----- GIVEN RECORDS

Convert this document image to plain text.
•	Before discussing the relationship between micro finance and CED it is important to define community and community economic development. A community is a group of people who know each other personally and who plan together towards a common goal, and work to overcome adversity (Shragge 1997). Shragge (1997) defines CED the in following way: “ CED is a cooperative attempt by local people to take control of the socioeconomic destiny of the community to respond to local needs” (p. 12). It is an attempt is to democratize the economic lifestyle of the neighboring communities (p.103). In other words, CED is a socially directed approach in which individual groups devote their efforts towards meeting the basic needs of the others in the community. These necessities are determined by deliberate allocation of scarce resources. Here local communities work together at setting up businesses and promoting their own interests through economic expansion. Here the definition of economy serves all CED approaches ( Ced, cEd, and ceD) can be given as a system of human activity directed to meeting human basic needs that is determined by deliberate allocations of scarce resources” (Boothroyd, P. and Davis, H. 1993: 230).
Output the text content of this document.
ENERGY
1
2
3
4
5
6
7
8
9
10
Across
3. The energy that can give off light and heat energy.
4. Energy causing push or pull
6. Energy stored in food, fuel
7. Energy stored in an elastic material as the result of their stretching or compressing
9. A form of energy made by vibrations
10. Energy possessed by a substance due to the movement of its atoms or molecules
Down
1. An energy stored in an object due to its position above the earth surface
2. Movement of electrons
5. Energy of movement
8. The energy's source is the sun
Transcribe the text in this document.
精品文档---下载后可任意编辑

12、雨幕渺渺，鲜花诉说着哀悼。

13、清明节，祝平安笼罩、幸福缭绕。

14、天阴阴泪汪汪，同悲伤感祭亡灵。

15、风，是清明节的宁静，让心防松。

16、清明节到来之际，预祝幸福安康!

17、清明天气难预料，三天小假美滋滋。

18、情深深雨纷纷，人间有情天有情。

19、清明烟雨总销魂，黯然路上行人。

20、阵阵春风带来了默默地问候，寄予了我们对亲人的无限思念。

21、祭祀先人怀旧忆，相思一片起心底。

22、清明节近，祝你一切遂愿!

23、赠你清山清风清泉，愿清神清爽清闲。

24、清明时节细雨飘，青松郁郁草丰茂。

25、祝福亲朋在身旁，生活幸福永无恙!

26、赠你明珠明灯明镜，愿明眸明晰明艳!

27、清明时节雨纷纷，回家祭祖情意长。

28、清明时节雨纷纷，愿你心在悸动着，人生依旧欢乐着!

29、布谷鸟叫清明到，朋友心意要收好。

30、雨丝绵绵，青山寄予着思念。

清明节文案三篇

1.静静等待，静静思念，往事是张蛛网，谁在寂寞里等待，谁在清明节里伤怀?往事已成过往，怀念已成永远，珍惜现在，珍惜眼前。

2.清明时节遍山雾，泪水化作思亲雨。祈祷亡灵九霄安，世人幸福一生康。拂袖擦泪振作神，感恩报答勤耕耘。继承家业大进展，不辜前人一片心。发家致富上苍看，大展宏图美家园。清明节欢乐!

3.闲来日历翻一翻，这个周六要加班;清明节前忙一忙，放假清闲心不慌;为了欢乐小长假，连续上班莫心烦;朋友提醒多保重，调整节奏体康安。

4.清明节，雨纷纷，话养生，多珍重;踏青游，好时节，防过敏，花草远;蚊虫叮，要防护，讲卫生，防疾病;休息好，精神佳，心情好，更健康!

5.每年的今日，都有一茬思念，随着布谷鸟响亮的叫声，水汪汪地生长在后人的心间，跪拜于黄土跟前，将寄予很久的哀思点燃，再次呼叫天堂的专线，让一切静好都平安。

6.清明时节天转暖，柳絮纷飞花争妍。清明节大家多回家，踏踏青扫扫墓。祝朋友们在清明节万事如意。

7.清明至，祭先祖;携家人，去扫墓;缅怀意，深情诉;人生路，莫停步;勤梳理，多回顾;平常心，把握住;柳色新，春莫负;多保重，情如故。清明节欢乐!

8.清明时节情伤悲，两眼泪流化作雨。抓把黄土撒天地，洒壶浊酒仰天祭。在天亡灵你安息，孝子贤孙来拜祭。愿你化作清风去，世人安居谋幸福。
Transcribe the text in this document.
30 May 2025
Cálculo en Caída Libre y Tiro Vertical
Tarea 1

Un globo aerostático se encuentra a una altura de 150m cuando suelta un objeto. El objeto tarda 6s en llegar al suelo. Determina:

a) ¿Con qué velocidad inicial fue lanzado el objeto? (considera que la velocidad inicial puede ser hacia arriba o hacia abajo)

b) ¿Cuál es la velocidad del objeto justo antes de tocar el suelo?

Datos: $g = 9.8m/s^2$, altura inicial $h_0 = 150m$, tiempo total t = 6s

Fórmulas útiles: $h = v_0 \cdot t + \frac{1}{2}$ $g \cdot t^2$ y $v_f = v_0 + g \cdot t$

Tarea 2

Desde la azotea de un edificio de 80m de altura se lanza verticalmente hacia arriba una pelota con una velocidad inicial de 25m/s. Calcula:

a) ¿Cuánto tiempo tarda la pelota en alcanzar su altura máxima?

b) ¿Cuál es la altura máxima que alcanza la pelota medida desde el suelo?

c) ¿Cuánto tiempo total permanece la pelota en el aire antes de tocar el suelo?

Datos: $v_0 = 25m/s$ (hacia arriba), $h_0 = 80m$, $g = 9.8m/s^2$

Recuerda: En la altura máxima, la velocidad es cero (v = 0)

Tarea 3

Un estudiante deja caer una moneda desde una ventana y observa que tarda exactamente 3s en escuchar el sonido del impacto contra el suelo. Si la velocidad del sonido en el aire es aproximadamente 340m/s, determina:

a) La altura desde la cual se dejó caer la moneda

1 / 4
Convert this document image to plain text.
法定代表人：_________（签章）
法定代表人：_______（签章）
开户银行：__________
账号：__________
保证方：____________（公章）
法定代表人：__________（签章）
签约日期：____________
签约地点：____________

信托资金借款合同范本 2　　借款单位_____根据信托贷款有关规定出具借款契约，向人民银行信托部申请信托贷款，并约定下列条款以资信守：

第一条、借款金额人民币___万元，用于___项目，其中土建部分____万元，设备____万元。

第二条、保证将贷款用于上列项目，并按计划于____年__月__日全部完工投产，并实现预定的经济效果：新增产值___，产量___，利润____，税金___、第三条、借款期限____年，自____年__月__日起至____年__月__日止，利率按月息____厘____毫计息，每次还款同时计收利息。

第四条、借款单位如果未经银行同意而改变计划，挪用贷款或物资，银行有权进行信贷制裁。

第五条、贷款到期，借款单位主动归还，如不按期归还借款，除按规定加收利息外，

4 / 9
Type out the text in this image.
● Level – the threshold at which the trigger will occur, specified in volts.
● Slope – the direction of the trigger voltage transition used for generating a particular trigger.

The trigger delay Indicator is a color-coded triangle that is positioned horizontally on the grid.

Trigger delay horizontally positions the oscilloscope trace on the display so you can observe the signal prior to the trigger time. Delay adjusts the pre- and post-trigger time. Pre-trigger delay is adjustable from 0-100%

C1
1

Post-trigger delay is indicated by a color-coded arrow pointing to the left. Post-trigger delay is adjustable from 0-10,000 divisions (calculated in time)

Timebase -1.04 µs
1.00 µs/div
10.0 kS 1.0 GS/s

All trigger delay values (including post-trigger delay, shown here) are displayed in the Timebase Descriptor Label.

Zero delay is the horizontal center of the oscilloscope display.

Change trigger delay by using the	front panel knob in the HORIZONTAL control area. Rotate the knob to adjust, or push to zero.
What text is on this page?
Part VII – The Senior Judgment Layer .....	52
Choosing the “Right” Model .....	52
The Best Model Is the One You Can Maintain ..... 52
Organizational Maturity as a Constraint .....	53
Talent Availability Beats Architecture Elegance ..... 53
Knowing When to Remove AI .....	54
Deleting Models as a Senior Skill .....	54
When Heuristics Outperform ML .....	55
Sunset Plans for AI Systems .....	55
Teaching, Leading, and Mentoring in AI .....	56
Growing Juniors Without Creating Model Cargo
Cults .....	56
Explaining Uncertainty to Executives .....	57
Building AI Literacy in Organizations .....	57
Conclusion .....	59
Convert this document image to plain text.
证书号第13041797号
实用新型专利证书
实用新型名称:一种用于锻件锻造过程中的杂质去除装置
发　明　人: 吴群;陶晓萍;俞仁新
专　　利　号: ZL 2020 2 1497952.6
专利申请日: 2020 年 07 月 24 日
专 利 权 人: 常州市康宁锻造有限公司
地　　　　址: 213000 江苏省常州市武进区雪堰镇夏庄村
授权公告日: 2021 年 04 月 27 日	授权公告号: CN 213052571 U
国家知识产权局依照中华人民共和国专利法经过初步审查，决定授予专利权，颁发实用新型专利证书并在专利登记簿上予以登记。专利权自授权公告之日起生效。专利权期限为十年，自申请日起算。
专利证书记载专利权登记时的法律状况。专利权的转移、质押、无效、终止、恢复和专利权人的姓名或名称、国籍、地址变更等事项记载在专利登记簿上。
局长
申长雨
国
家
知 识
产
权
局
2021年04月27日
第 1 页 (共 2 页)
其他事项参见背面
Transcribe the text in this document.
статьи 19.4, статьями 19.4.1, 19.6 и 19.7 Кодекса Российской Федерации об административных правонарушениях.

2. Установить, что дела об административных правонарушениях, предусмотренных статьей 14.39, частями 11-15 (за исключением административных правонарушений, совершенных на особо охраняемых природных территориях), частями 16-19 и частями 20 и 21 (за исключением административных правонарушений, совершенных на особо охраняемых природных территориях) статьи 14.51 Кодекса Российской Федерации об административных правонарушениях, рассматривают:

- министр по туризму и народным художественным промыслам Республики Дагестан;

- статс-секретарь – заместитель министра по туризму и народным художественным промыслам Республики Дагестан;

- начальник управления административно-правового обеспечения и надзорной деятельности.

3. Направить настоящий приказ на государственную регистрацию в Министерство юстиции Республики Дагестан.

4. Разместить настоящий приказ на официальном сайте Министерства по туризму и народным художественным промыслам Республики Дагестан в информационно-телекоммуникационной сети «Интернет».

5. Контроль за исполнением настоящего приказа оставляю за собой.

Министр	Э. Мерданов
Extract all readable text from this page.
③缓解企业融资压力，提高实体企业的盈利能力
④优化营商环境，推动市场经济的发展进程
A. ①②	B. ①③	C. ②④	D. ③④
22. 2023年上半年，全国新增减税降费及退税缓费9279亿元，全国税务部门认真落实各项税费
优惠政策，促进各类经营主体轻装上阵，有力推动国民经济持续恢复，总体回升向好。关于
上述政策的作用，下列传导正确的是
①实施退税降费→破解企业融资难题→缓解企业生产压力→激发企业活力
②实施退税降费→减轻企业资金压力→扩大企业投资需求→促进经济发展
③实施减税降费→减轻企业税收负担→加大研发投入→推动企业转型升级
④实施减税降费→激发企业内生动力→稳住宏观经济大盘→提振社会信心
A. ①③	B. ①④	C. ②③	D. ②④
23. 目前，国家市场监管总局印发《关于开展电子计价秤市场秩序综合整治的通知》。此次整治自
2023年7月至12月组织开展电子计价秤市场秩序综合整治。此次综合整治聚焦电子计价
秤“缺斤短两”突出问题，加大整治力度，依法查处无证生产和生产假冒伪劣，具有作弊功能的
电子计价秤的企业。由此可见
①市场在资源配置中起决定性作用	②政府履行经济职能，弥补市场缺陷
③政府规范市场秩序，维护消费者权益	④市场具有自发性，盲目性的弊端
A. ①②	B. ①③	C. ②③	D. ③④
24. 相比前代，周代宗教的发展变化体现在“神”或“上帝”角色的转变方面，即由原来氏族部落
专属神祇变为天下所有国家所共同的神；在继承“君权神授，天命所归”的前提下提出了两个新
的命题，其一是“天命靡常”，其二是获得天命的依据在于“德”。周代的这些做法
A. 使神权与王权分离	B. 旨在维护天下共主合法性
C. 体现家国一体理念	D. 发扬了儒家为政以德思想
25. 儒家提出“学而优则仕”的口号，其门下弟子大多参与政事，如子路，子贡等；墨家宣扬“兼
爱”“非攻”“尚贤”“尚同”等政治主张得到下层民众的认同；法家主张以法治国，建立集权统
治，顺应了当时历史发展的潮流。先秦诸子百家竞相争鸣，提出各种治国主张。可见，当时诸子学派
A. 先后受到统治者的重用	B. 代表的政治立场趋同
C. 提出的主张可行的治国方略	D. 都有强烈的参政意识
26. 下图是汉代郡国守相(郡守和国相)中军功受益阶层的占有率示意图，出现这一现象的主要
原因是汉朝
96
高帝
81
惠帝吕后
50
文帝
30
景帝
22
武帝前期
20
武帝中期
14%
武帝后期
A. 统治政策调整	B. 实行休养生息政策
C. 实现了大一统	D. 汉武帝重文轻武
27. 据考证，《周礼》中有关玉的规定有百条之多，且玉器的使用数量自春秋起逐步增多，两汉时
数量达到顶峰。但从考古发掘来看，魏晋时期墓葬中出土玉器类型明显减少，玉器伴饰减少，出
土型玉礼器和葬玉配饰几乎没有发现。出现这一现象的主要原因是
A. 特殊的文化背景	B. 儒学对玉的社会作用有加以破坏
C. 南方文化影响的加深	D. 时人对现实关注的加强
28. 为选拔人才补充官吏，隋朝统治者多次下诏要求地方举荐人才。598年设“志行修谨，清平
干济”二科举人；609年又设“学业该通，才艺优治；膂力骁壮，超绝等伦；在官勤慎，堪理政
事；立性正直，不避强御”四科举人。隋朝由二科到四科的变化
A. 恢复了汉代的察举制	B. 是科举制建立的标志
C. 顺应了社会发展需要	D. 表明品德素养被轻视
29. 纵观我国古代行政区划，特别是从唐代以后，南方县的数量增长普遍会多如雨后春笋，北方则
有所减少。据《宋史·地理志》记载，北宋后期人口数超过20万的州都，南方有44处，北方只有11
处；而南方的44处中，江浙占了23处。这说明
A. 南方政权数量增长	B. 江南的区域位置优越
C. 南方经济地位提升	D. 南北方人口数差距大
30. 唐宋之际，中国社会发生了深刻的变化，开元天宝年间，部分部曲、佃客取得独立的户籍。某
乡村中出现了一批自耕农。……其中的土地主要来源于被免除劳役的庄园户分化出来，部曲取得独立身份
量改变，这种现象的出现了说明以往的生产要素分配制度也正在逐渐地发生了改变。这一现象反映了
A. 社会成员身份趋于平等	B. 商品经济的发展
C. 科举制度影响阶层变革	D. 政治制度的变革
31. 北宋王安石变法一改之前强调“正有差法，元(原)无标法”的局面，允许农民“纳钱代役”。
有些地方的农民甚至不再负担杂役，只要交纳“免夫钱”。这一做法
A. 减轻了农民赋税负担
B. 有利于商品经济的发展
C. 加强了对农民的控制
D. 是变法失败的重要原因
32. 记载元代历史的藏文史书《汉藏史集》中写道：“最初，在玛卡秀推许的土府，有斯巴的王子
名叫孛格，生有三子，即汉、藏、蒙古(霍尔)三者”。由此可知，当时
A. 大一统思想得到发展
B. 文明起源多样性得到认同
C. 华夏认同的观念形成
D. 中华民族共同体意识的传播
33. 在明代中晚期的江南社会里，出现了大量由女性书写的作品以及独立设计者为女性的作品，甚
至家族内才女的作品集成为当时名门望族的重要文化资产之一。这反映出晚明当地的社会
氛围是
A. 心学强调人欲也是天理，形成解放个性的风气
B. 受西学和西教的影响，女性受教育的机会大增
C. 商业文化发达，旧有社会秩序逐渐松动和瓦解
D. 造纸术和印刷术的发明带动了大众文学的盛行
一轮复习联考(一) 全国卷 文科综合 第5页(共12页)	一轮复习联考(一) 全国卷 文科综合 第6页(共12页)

----------

→ **EXERCISE OBJECTIVE**: How many lines of these entries hold the string "antes"? Answer with the number alone.

→ **EXPECTED ANSWER**: 2